§ **Task goal**
Output the entries below exactly as written, omitting pictures.

— BEGIN Record list —

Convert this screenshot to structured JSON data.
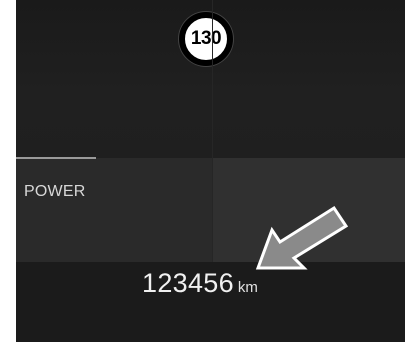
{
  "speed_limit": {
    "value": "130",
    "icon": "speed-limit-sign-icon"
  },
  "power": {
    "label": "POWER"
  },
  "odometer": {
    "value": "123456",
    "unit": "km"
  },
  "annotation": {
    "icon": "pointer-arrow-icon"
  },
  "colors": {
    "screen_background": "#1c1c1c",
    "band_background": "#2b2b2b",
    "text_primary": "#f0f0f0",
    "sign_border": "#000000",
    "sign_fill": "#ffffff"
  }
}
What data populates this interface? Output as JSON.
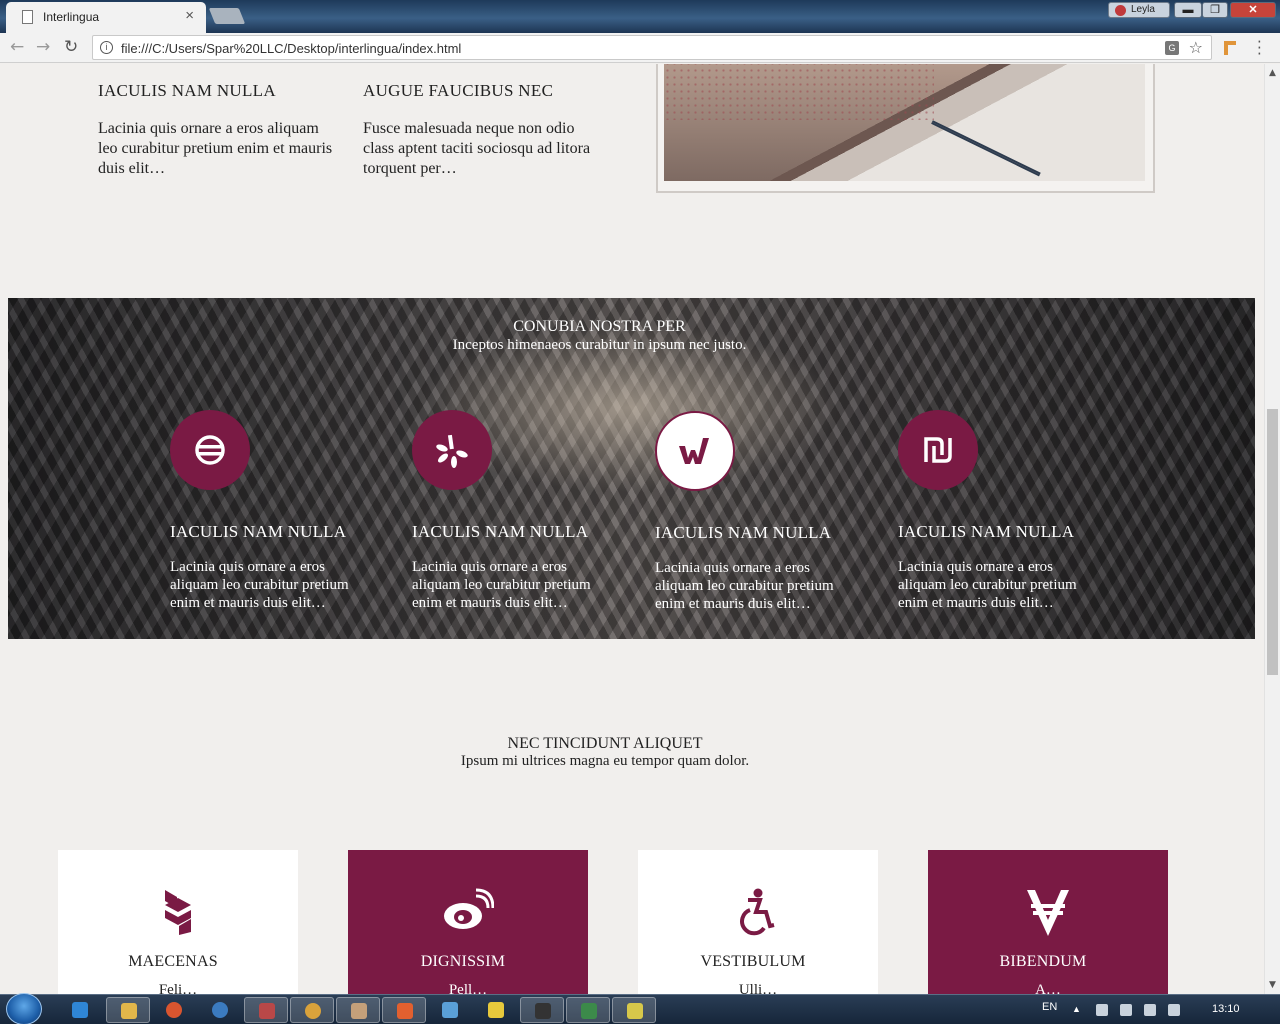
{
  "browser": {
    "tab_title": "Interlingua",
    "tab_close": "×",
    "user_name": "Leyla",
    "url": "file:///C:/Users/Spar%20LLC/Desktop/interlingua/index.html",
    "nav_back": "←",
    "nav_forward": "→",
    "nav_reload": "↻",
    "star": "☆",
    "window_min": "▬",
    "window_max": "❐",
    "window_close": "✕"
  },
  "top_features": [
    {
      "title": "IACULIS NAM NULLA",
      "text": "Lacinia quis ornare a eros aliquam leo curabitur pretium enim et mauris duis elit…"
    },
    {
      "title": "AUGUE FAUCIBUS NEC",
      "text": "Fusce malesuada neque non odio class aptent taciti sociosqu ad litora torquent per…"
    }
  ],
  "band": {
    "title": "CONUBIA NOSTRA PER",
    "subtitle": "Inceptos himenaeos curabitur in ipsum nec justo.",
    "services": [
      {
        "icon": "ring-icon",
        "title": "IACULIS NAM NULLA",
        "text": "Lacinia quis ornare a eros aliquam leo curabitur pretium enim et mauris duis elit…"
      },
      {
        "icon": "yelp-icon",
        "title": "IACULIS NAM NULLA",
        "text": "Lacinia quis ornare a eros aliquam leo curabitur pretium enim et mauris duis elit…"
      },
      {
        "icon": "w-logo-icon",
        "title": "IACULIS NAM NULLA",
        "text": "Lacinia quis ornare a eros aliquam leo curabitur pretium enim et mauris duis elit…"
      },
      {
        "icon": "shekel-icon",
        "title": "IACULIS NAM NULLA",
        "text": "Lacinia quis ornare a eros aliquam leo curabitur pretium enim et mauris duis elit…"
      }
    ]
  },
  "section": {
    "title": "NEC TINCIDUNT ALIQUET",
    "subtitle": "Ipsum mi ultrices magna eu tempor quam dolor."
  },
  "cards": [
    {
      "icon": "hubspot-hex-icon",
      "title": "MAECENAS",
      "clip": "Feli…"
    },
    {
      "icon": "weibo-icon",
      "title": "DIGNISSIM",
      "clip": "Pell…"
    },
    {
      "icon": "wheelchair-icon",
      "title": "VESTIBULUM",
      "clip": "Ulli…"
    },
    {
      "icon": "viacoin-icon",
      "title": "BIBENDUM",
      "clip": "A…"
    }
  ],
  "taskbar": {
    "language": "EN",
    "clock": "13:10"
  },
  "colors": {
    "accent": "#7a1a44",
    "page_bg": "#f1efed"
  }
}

— END Record list —

§ **Final result**
Convert this screenshot to structured JSON data.
{
  "speed_limit": {
    "value": "130",
    "icon": "speed-limit-sign-icon"
  },
  "power": {
    "label": "POWER"
  },
  "odometer": {
    "value": "123456",
    "unit": "km"
  },
  "annotation": {
    "icon": "pointer-arrow-icon"
  },
  "colors": {
    "screen_background": "#1c1c1c",
    "band_background": "#2b2b2b",
    "text_primary": "#f0f0f0",
    "sign_border": "#000000",
    "sign_fill": "#ffffff"
  }
}
What data populates this interface? Output as JSON.
{
  "browser": {
    "tab_title": "Interlingua",
    "tab_close": "×",
    "user_name": "Leyla",
    "url": "file:///C:/Users/Spar%20LLC/Desktop/interlingua/index.html",
    "nav_back": "←",
    "nav_forward": "→",
    "nav_reload": "↻",
    "star": "☆",
    "window_min": "▬",
    "window_max": "❐",
    "window_close": "✕"
  },
  "top_features": [
    {
      "title": "IACULIS NAM NULLA",
      "text": "Lacinia quis ornare a eros aliquam leo curabitur pretium enim et mauris duis elit…"
    },
    {
      "title": "AUGUE FAUCIBUS NEC",
      "text": "Fusce malesuada neque non odio class aptent taciti sociosqu ad litora torquent per…"
    }
  ],
  "band": {
    "title": "CONUBIA NOSTRA PER",
    "subtitle": "Inceptos himenaeos curabitur in ipsum nec justo.",
    "services": [
      {
        "icon": "ring-icon",
        "title": "IACULIS NAM NULLA",
        "text": "Lacinia quis ornare a eros aliquam leo curabitur pretium enim et mauris duis elit…"
      },
      {
        "icon": "yelp-icon",
        "title": "IACULIS NAM NULLA",
        "text": "Lacinia quis ornare a eros aliquam leo curabitur pretium enim et mauris duis elit…"
      },
      {
        "icon": "w-logo-icon",
        "title": "IACULIS NAM NULLA",
        "text": "Lacinia quis ornare a eros aliquam leo curabitur pretium enim et mauris duis elit…"
      },
      {
        "icon": "shekel-icon",
        "title": "IACULIS NAM NULLA",
        "text": "Lacinia quis ornare a eros aliquam leo curabitur pretium enim et mauris duis elit…"
      }
    ]
  },
  "section": {
    "title": "NEC TINCIDUNT ALIQUET",
    "subtitle": "Ipsum mi ultrices magna eu tempor quam dolor."
  },
  "cards": [
    {
      "icon": "hubspot-hex-icon",
      "title": "MAECENAS",
      "clip": "Feli…"
    },
    {
      "icon": "weibo-icon",
      "title": "DIGNISSIM",
      "clip": "Pell…"
    },
    {
      "icon": "wheelchair-icon",
      "title": "VESTIBULUM",
      "clip": "Ulli…"
    },
    {
      "icon": "viacoin-icon",
      "title": "BIBENDUM",
      "clip": "A…"
    }
  ],
  "taskbar": {
    "language": "EN",
    "clock": "13:10"
  },
  "colors": {
    "accent": "#7a1a44",
    "page_bg": "#f1efed"
  }
}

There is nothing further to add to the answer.